DIRECTIONS:
Search the listing below for the word "reserva" and copy each line that holds it.

DATA SUPPLIED:
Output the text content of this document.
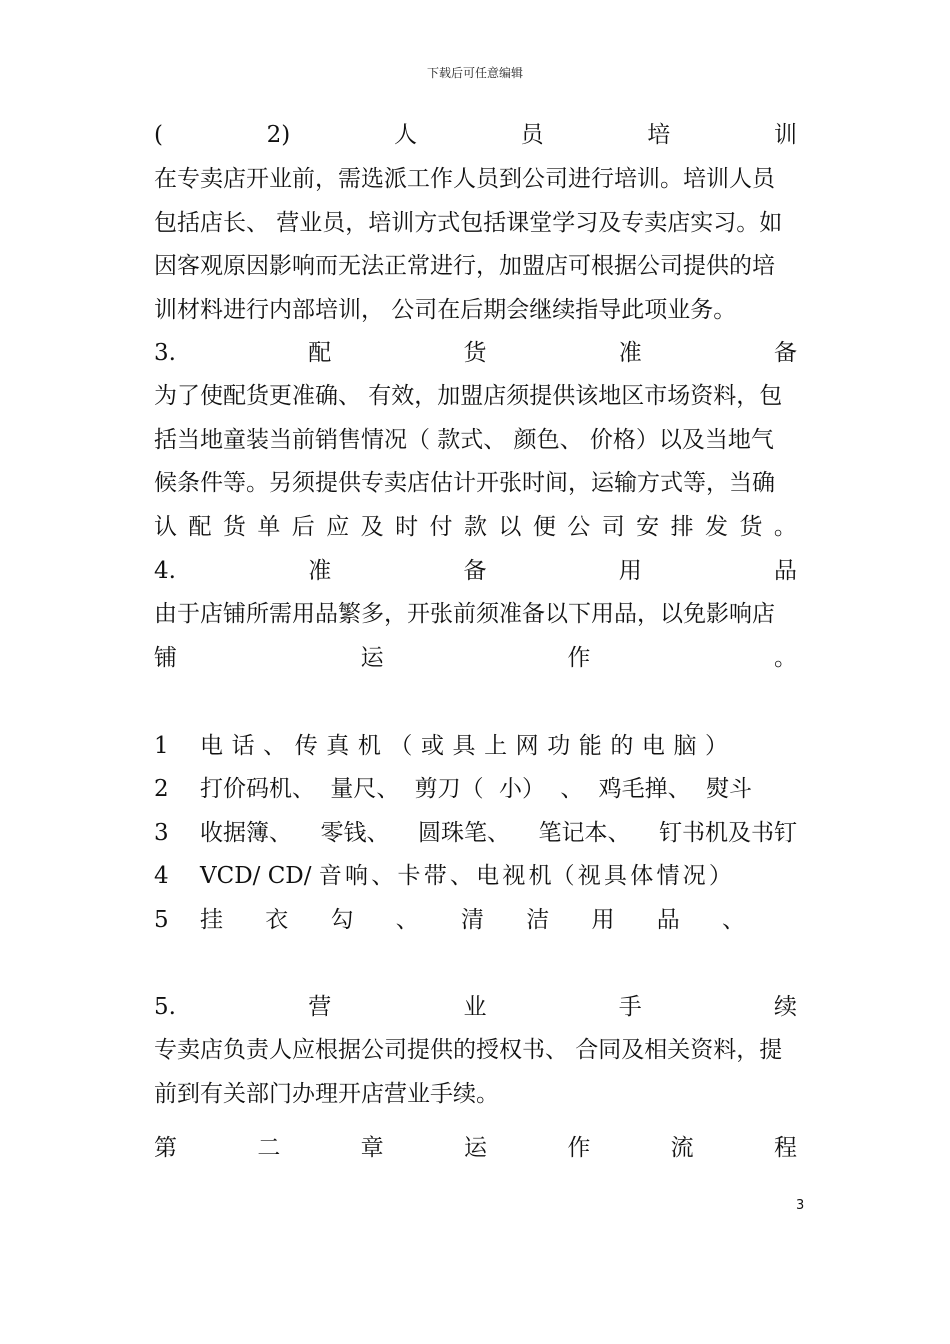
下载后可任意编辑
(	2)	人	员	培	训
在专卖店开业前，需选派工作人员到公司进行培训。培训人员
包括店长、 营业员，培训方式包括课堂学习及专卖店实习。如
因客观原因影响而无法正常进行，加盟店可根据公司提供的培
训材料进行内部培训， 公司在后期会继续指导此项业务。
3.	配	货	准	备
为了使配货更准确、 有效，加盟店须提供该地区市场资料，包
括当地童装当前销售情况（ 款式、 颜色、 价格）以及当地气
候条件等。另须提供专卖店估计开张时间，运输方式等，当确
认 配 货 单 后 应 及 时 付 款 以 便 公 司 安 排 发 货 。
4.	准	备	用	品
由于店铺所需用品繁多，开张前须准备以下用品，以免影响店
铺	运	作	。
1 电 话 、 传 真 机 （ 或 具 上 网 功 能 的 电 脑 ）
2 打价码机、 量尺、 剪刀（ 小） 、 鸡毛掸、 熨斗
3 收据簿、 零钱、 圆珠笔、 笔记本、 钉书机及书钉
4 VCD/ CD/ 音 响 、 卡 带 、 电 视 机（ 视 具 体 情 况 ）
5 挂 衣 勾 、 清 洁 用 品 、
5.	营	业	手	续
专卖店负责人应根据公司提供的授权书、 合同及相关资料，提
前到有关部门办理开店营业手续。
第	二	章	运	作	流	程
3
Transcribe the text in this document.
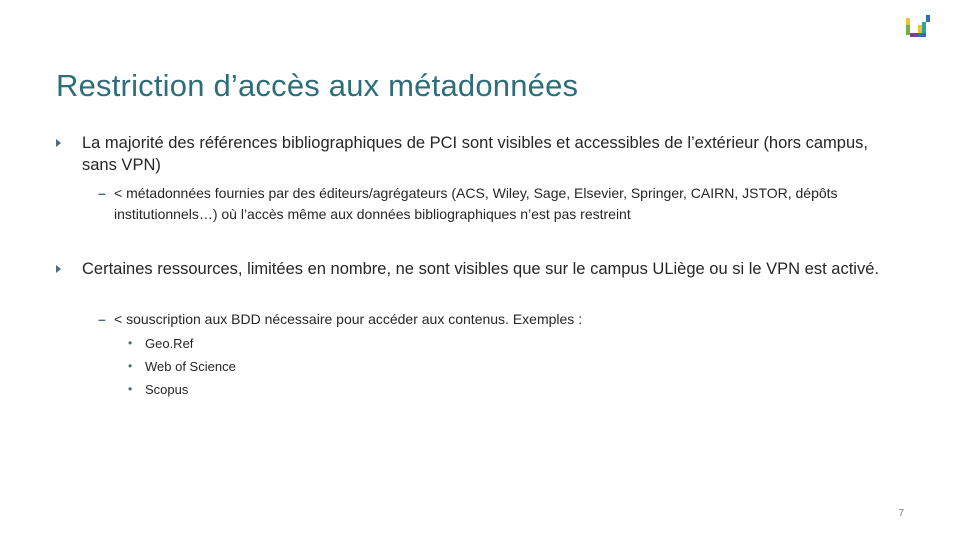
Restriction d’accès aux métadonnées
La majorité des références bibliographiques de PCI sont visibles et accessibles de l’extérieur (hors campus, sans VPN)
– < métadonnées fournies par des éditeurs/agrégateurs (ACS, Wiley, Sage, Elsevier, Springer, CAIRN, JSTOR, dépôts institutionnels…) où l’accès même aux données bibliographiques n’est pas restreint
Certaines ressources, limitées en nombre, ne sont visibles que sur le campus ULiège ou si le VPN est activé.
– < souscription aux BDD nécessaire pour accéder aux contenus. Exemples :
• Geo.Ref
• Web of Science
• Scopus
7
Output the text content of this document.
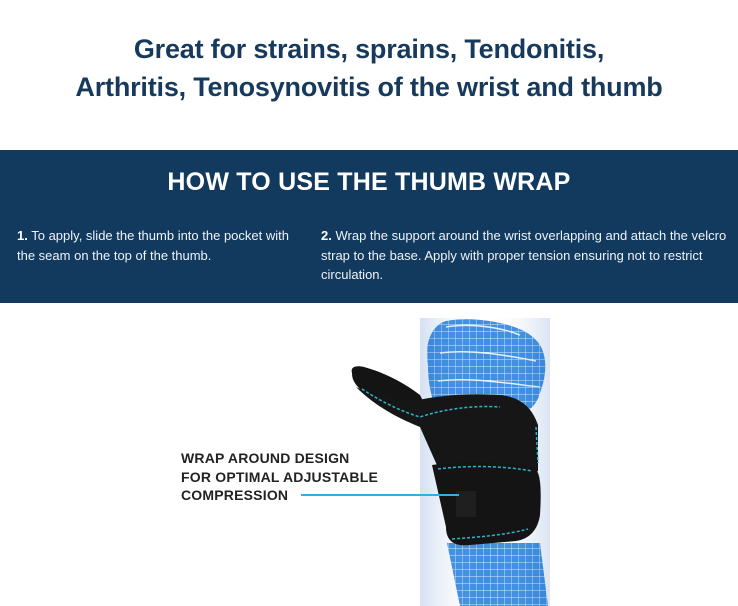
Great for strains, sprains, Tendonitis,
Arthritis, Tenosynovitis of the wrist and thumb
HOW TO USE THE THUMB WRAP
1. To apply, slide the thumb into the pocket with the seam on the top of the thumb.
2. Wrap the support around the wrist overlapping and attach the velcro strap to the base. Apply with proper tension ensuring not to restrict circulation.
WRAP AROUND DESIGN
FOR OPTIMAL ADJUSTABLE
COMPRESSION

...

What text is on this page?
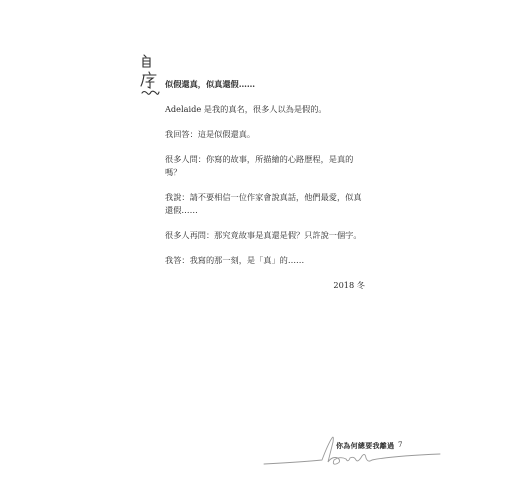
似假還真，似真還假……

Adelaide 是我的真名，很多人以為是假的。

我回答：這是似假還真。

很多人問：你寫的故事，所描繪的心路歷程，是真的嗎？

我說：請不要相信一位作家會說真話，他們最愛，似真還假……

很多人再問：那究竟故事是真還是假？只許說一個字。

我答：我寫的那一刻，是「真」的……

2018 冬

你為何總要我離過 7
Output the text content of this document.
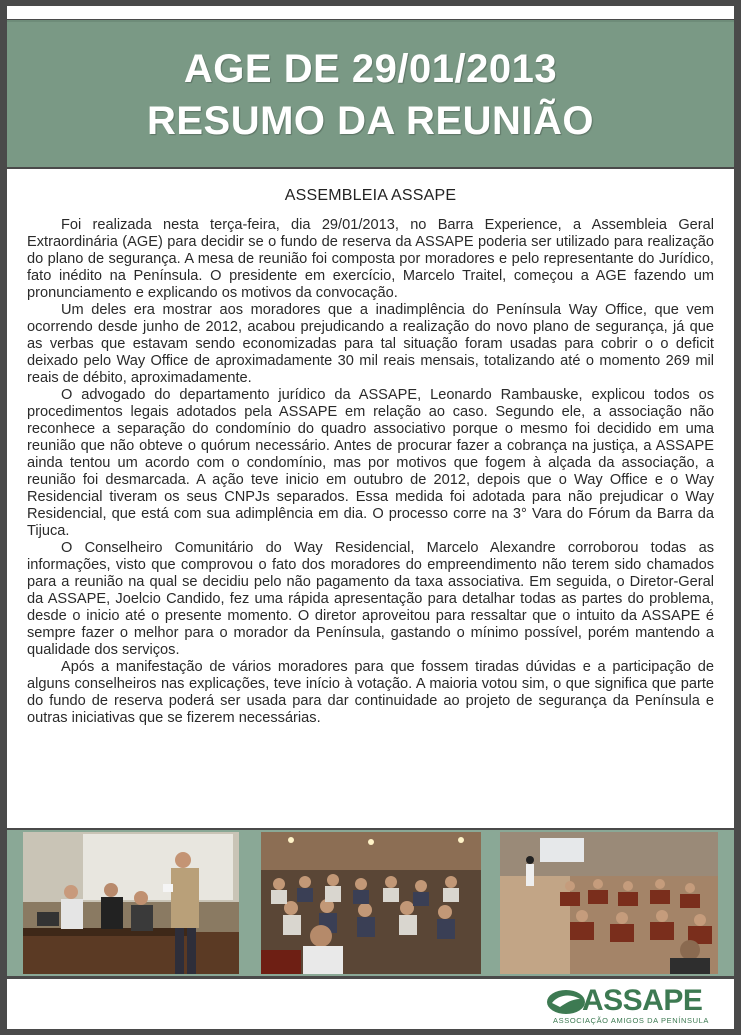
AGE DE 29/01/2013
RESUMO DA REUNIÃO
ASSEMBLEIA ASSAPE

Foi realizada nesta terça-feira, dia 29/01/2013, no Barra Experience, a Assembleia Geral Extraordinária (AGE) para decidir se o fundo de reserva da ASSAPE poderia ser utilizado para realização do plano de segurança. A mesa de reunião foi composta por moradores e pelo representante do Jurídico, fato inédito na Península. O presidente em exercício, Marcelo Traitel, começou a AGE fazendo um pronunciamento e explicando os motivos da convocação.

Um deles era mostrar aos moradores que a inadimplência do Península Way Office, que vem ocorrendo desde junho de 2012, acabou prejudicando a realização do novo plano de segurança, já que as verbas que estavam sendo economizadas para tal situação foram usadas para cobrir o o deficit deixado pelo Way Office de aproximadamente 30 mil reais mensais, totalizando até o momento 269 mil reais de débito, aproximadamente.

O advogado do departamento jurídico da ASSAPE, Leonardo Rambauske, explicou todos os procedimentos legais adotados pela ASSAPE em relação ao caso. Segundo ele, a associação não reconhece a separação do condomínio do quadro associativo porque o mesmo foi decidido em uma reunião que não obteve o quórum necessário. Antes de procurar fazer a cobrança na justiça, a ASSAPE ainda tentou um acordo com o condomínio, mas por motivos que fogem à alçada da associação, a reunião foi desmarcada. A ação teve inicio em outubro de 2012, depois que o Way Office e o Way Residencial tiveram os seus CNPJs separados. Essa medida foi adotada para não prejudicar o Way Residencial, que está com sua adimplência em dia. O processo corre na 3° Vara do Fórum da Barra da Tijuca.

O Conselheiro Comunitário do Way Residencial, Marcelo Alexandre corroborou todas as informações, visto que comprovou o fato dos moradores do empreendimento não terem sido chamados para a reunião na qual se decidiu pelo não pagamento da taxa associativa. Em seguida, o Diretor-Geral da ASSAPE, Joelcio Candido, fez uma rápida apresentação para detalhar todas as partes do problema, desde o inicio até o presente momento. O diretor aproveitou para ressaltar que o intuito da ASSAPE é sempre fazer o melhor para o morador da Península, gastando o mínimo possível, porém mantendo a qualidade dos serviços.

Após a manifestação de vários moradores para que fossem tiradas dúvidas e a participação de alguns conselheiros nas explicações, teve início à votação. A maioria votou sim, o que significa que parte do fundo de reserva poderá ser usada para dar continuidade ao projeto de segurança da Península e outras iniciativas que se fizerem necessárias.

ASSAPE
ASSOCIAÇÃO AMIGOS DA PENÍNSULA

SOLUTION:
Foi realizada nesta terça-feira, dia 29/01/2013, no Barra Experience, a Assembleia Geral Extraordinária (AGE) para decidir se o fundo de reserva da ASSAPE poderia ser utilizado para realização do plano de segurança. A mesa de reunião foi composta por moradores e pelo representante do Jurídico, fato inédito na Península. O presidente em exercício, Marcelo Traitel, começou a AGE fazendo um pronunciamento e explicando os motivos da convocação.
Após a manifestação de vários moradores para que fossem tiradas dúvidas e a participação de alguns conselheiros nas explicações, teve início à votação. A maioria votou sim, o que significa que parte do fundo de reserva poderá ser usada para dar continuidade ao projeto de segurança da Península e outras iniciativas que se fizerem necessárias.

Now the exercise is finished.